### To be done:
What follows is a set of records; restate each one word for word and drop the pictures.
--- Start Information supplied ---
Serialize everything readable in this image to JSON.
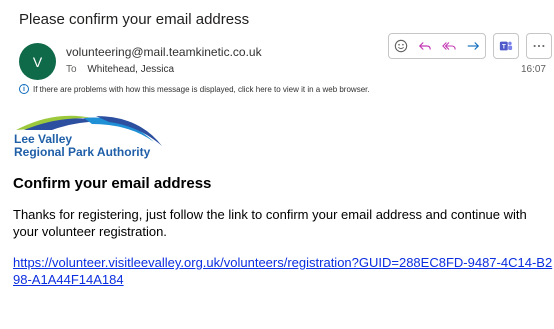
{
  "email": {
    "subject": "Please confirm your email address",
    "avatar_initial": "V",
    "sender": "volunteering@mail.teamkinetic.co.uk",
    "to_label": "To",
    "to_name": "Whitehead, Jessica",
    "time": "16:07",
    "info_message": "If there are problems with how this message is displayed, click here to view it in a web browser."
  },
  "toolbar": {
    "icons": [
      "emoji-icon",
      "reply-icon",
      "reply-all-icon",
      "forward-icon",
      "teams-icon",
      "more-icon"
    ]
  },
  "logo": {
    "line1": "Lee Valley",
    "line2": "Regional Park Authority"
  },
  "body": {
    "heading": "Confirm your email address",
    "paragraph": "Thanks for registering, just follow the link to confirm your email address and continue with your volunteer registration.",
    "link": "https://volunteer.visitleevalley.org.uk/volunteers/registration?GUID=288EC8FD-9487-4C14-B298-A1A44F14A184"
  },
  "colors": {
    "avatar": "#0f6a4a",
    "accent": "#0f6cbd",
    "link": "#0b2ee0",
    "logo_blue": "#1f5fa8",
    "logo_green": "#9cc83c"
  }
}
--- End Information supplied ---
### Correct response:
Serialize everything readable in this image to JSON.
{
  "email": {
    "subject": "Please confirm your email address",
    "avatar_initial": "V",
    "sender": "volunteering@mail.teamkinetic.co.uk",
    "to_label": "To",
    "to_name": "Whitehead, Jessica",
    "time": "16:07",
    "info_message": "If there are problems with how this message is displayed, click here to view it in a web browser."
  },
  "toolbar": {
    "icons": [
      "emoji-icon",
      "reply-icon",
      "reply-all-icon",
      "forward-icon",
      "teams-icon",
      "more-icon"
    ]
  },
  "logo": {
    "line1": "Lee Valley",
    "line2": "Regional Park Authority"
  },
  "body": {
    "heading": "Confirm your email address",
    "paragraph": "Thanks for registering, just follow the link to confirm your email address and continue with your volunteer registration.",
    "link": "https://volunteer.visitleevalley.org.uk/volunteers/registration?GUID=288EC8FD-9487-4C14-B298-A1A44F14A184"
  },
  "colors": {
    "avatar": "#0f6a4a",
    "accent": "#0f6cbd",
    "link": "#0b2ee0",
    "logo_blue": "#1f5fa8",
    "logo_green": "#9cc83c"
  }
}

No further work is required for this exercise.